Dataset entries
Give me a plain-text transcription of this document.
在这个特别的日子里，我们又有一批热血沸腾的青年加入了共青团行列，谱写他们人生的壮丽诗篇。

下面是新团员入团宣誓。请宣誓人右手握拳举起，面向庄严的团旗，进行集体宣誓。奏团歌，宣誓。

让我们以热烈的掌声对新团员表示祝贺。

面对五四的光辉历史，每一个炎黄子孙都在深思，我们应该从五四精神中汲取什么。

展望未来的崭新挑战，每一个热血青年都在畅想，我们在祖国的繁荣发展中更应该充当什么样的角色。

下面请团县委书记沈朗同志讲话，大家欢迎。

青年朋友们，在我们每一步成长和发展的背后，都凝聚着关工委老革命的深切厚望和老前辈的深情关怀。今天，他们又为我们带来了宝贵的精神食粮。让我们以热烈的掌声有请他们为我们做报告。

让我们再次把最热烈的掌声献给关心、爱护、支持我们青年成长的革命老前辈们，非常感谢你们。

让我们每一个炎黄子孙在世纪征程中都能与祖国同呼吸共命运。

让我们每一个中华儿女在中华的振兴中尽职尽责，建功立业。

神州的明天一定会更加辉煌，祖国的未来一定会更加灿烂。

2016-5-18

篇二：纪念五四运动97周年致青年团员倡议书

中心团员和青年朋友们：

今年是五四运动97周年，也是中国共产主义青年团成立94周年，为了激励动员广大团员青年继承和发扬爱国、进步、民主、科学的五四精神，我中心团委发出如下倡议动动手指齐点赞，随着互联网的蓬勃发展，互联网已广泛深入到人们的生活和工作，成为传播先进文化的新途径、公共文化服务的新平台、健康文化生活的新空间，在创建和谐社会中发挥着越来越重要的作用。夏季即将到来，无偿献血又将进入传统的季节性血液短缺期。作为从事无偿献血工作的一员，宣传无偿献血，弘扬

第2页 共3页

• **Problem details**: Output each record exactly, leaving nothing out.

• **Answer in full**:
Give me a plain-text transcription of this document.
在这个特别的日子里，我们又有一批热血沸腾的青年加入了共青团行列，谱写他们人生的壮丽诗篇。

下面是新团员入团宣誓。请宣誓人右手握拳举起，面向庄严的团旗，进行集体宣誓。奏团歌，宣誓。

让我们以热烈的掌声对新团员表示祝贺。

面对五四的光辉历史，每一个炎黄子孙都在深思，我们应该从五四精神中汲取什么。

展望未来的崭新挑战，每一个热血青年都在畅想，我们在祖国的繁荣发展中更应该充当什么样的角色。

下面请团县委书记沈朗同志讲话，大家欢迎。

青年朋友们，在我们每一步成长和发展的背后，都凝聚着关工委老革命的深切厚望和老前辈的深情关怀。今天，他们又为我们带来了宝贵的精神食粮。让我们以热烈的掌声有请他们为我们做报告。

让我们再次把最热烈的掌声献给关心、爱护、支持我们青年成长的革命老前辈们，非常感谢你们。

让我们每一个炎黄子孙在世纪征程中都能与祖国同呼吸共命运。

让我们每一个中华儿女在中华的振兴中尽职尽责，建功立业。

神州的明天一定会更加辉煌，祖国的未来一定会更加灿烂。

2016-5-18

篇二：纪念五四运动97周年致青年团员倡议书

中心团员和青年朋友们：

今年是五四运动97周年，也是中国共产主义青年团成立94周年，为了激励动员广大团员青年继承和发扬爱国、进步、民主、科学的五四精神，我中心团委发出如下倡议动动手指齐点赞，随着互联网的蓬勃发展，互联网已广泛深入到人们的生活和工作，成为传播先进文化的新途径、公共文化服务的新平台、健康文化生活的新空间，在创建和谐社会中发挥着越来越重要的作用。夏季即将到来，无偿献血又将进入传统的季节性血液短缺期。作为从事无偿献血工作的一员，宣传无偿献血，弘扬

第2页 共3页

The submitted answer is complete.